** Directions for this task **
Repeat the whole listing exactly.

--*--

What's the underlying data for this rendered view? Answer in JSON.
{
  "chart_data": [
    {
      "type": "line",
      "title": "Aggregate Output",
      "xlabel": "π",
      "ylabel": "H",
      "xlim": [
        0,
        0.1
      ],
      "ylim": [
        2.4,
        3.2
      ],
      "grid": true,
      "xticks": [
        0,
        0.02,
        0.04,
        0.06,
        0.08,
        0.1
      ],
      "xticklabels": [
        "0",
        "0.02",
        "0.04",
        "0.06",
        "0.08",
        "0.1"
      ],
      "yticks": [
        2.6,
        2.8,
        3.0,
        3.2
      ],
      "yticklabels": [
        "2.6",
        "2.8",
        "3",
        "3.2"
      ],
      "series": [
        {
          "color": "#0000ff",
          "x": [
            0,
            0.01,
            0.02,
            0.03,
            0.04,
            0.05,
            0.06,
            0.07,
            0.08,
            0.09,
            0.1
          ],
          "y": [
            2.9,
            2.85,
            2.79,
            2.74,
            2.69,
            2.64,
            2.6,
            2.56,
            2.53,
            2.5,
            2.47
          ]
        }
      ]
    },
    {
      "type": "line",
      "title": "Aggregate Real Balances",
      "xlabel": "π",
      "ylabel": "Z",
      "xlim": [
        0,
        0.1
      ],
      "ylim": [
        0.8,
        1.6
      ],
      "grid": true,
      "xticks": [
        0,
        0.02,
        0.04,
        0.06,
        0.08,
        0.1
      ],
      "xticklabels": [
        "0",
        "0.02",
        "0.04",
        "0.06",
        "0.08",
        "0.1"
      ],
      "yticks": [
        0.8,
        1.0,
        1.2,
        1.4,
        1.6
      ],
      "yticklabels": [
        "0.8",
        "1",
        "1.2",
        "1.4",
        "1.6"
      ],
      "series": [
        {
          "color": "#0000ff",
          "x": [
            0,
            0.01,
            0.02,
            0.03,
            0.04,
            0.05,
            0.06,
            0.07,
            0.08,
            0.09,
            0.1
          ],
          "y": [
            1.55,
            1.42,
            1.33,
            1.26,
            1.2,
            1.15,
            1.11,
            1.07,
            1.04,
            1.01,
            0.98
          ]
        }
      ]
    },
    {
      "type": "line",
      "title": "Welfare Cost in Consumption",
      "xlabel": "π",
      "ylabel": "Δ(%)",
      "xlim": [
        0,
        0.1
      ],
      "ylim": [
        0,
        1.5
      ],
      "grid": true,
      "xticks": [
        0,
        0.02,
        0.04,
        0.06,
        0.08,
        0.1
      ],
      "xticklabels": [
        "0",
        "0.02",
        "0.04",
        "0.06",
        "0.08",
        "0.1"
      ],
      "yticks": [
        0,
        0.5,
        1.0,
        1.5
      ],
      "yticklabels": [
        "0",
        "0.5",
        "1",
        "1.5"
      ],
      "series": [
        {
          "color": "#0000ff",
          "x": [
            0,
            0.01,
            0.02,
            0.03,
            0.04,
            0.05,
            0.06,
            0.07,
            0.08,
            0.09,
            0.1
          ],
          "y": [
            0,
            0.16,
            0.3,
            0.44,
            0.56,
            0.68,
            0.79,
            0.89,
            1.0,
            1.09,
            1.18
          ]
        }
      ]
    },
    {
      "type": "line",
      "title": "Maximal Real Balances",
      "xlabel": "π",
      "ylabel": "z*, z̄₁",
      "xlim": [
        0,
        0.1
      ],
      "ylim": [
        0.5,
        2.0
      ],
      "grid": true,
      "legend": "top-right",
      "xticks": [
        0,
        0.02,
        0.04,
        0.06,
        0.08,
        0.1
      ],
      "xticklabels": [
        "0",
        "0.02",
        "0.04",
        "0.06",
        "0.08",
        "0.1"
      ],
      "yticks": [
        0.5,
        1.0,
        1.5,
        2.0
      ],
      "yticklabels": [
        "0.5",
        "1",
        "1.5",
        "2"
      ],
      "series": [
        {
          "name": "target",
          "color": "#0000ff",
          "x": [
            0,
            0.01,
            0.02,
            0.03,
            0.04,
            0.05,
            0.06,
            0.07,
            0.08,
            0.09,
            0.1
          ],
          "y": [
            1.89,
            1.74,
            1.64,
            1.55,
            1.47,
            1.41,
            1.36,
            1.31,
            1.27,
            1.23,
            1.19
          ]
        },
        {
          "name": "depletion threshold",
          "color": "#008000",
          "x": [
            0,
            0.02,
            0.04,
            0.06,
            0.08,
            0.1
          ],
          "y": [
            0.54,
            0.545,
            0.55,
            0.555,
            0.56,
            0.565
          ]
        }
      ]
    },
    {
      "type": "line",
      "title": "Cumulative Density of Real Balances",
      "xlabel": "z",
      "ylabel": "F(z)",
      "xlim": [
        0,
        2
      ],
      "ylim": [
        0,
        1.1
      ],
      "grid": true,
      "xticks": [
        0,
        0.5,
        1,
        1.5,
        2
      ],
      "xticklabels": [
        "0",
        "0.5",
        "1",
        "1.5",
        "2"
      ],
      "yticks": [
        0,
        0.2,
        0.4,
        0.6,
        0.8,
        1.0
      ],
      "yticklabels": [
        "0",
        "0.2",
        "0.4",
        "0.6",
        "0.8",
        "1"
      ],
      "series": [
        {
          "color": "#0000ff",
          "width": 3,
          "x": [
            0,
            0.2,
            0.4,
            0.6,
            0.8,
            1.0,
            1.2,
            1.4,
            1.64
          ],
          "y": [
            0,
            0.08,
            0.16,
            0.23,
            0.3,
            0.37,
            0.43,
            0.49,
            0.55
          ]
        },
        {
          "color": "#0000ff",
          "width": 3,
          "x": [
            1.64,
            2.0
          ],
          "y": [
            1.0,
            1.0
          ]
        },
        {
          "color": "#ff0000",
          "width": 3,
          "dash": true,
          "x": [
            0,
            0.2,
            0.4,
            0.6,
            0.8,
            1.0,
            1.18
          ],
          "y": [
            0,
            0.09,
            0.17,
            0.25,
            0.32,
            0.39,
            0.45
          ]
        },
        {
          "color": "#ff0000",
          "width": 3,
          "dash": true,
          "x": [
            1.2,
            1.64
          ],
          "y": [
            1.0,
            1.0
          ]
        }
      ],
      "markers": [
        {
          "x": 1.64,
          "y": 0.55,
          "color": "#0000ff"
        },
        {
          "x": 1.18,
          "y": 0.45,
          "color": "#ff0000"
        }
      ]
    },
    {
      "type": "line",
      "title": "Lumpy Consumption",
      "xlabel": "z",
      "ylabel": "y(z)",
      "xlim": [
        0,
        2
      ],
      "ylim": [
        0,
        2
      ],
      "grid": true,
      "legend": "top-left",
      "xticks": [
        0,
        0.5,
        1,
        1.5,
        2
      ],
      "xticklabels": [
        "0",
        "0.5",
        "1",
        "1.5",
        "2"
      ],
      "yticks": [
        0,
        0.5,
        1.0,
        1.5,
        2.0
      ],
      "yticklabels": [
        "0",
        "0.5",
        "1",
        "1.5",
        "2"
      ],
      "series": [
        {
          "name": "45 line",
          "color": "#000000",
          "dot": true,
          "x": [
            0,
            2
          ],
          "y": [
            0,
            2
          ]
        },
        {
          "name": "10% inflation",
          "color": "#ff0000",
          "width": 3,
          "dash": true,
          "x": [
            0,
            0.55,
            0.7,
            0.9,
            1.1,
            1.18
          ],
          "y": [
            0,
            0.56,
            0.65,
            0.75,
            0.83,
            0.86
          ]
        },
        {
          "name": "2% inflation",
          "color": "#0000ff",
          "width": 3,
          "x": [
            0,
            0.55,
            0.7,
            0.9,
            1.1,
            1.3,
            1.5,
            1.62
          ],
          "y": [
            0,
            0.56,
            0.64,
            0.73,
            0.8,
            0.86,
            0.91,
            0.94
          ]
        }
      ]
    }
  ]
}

--*--

** Exercise output **
What's the underlying data for this rendered view? Answer in JSON.
{
  "chart_data": [
    {
      "type": "line",
      "title": "Aggregate Output",
      "xlabel": "π",
      "ylabel": "H",
      "xlim": [
        0,
        0.1
      ],
      "ylim": [
        2.4,
        3.2
      ],
      "grid": true,
      "xticks": [
        0,
        0.02,
        0.04,
        0.06,
        0.08,
        0.1
      ],
      "xticklabels": [
        "0",
        "0.02",
        "0.04",
        "0.06",
        "0.08",
        "0.1"
      ],
      "yticks": [
        2.6,
        2.8,
        3.0,
        3.2
      ],
      "yticklabels": [
        "2.6",
        "2.8",
        "3",
        "3.2"
      ],
      "series": [
        {
          "color": "#0000ff",
          "x": [
            0,
            0.01,
            0.02,
            0.03,
            0.04,
            0.05,
            0.06,
            0.07,
            0.08,
            0.09,
            0.1
          ],
          "y": [
            2.9,
            2.85,
            2.79,
            2.74,
            2.69,
            2.64,
            2.6,
            2.56,
            2.53,
            2.5,
            2.47
          ]
        }
      ]
    },
    {
      "type": "line",
      "title": "Aggregate Real Balances",
      "xlabel": "π",
      "ylabel": "Z",
      "xlim": [
        0,
        0.1
      ],
      "ylim": [
        0.8,
        1.6
      ],
      "grid": true,
      "xticks": [
        0,
        0.02,
        0.04,
        0.06,
        0.08,
        0.1
      ],
      "xticklabels": [
        "0",
        "0.02",
        "0.04",
        "0.06",
        "0.08",
        "0.1"
      ],
      "yticks": [
        0.8,
        1.0,
        1.2,
        1.4,
        1.6
      ],
      "yticklabels": [
        "0.8",
        "1",
        "1.2",
        "1.4",
        "1.6"
      ],
      "series": [
        {
          "color": "#0000ff",
          "x": [
            0,
            0.01,
            0.02,
            0.03,
            0.04,
            0.05,
            0.06,
            0.07,
            0.08,
            0.09,
            0.1
          ],
          "y": [
            1.55,
            1.42,
            1.33,
            1.26,
            1.2,
            1.15,
            1.11,
            1.07,
            1.04,
            1.01,
            0.98
          ]
        }
      ]
    },
    {
      "type": "line",
      "title": "Welfare Cost in Consumption",
      "xlabel": "π",
      "ylabel": "Δ(%)",
      "xlim": [
        0,
        0.1
      ],
      "ylim": [
        0,
        1.5
      ],
      "grid": true,
      "xticks": [
        0,
        0.02,
        0.04,
        0.06,
        0.08,
        0.1
      ],
      "xticklabels": [
        "0",
        "0.02",
        "0.04",
        "0.06",
        "0.08",
        "0.1"
      ],
      "yticks": [
        0,
        0.5,
        1.0,
        1.5
      ],
      "yticklabels": [
        "0",
        "0.5",
        "1",
        "1.5"
      ],
      "series": [
        {
          "color": "#0000ff",
          "x": [
            0,
            0.01,
            0.02,
            0.03,
            0.04,
            0.05,
            0.06,
            0.07,
            0.08,
            0.09,
            0.1
          ],
          "y": [
            0,
            0.16,
            0.3,
            0.44,
            0.56,
            0.68,
            0.79,
            0.89,
            1.0,
            1.09,
            1.18
          ]
        }
      ]
    },
    {
      "type": "line",
      "title": "Maximal Real Balances",
      "xlabel": "π",
      "ylabel": "z*, z̄₁",
      "xlim": [
        0,
        0.1
      ],
      "ylim": [
        0.5,
        2.0
      ],
      "grid": true,
      "legend": "top-right",
      "xticks": [
        0,
        0.02,
        0.04,
        0.06,
        0.08,
        0.1
      ],
      "xticklabels": [
        "0",
        "0.02",
        "0.04",
        "0.06",
        "0.08",
        "0.1"
      ],
      "yticks": [
        0.5,
        1.0,
        1.5,
        2.0
      ],
      "yticklabels": [
        "0.5",
        "1",
        "1.5",
        "2"
      ],
      "series": [
        {
          "name": "target",
          "color": "#0000ff",
          "x": [
            0,
            0.01,
            0.02,
            0.03,
            0.04,
            0.05,
            0.06,
            0.07,
            0.08,
            0.09,
            0.1
          ],
          "y": [
            1.89,
            1.74,
            1.64,
            1.55,
            1.47,
            1.41,
            1.36,
            1.31,
            1.27,
            1.23,
            1.19
          ]
        },
        {
          "name": "depletion threshold",
          "color": "#008000",
          "x": [
            0,
            0.02,
            0.04,
            0.06,
            0.08,
            0.1
          ],
          "y": [
            0.54,
            0.545,
            0.55,
            0.555,
            0.56,
            0.565
          ]
        }
      ]
    },
    {
      "type": "line",
      "title": "Cumulative Density of Real Balances",
      "xlabel": "z",
      "ylabel": "F(z)",
      "xlim": [
        0,
        2
      ],
      "ylim": [
        0,
        1.1
      ],
      "grid": true,
      "xticks": [
        0,
        0.5,
        1,
        1.5,
        2
      ],
      "xticklabels": [
        "0",
        "0.5",
        "1",
        "1.5",
        "2"
      ],
      "yticks": [
        0,
        0.2,
        0.4,
        0.6,
        0.8,
        1.0
      ],
      "yticklabels": [
        "0",
        "0.2",
        "0.4",
        "0.6",
        "0.8",
        "1"
      ],
      "series": [
        {
          "color": "#0000ff",
          "width": 3,
          "x": [
            0,
            0.2,
            0.4,
            0.6,
            0.8,
            1.0,
            1.2,
            1.4,
            1.64
          ],
          "y": [
            0,
            0.08,
            0.16,
            0.23,
            0.3,
            0.37,
            0.43,
            0.49,
            0.55
          ]
        },
        {
          "color": "#0000ff",
          "width": 3,
          "x": [
            1.64,
            2.0
          ],
          "y": [
            1.0,
            1.0
          ]
        },
        {
          "color": "#ff0000",
          "width": 3,
          "dash": true,
          "x": [
            0,
            0.2,
            0.4,
            0.6,
            0.8,
            1.0,
            1.18
          ],
          "y": [
            0,
            0.09,
            0.17,
            0.25,
            0.32,
            0.39,
            0.45
          ]
        },
        {
          "color": "#ff0000",
          "width": 3,
          "dash": true,
          "x": [
            1.2,
            1.64
          ],
          "y": [
            1.0,
            1.0
          ]
        }
      ],
      "markers": [
        {
          "x": 1.64,
          "y": 0.55,
          "color": "#0000ff"
        },
        {
          "x": 1.18,
          "y": 0.45,
          "color": "#ff0000"
        }
      ]
    },
    {
      "type": "line",
      "title": "Lumpy Consumption",
      "xlabel": "z",
      "ylabel": "y(z)",
      "xlim": [
        0,
        2
      ],
      "ylim": [
        0,
        2
      ],
      "grid": true,
      "legend": "top-left",
      "xticks": [
        0,
        0.5,
        1,
        1.5,
        2
      ],
      "xticklabels": [
        "0",
        "0.5",
        "1",
        "1.5",
        "2"
      ],
      "yticks": [
        0,
        0.5,
        1.0,
        1.5,
        2.0
      ],
      "yticklabels": [
        "0",
        "0.5",
        "1",
        "1.5",
        "2"
      ],
      "series": [
        {
          "name": "45 line",
          "color": "#000000",
          "dot": true,
          "x": [
            0,
            2
          ],
          "y": [
            0,
            2
          ]
        },
        {
          "name": "10% inflation",
          "color": "#ff0000",
          "width": 3,
          "dash": true,
          "x": [
            0,
            0.55,
            0.7,
            0.9,
            1.1,
            1.18
          ],
          "y": [
            0,
            0.56,
            0.65,
            0.75,
            0.83,
            0.86
          ]
        },
        {
          "name": "2% inflation",
          "color": "#0000ff",
          "width": 3,
          "x": [
            0,
            0.55,
            0.7,
            0.9,
            1.1,
            1.3,
            1.5,
            1.62
          ],
          "y": [
            0,
            0.56,
            0.64,
            0.73,
            0.8,
            0.86,
            0.91,
            0.94
          ]
        }
      ]
    }
  ]
}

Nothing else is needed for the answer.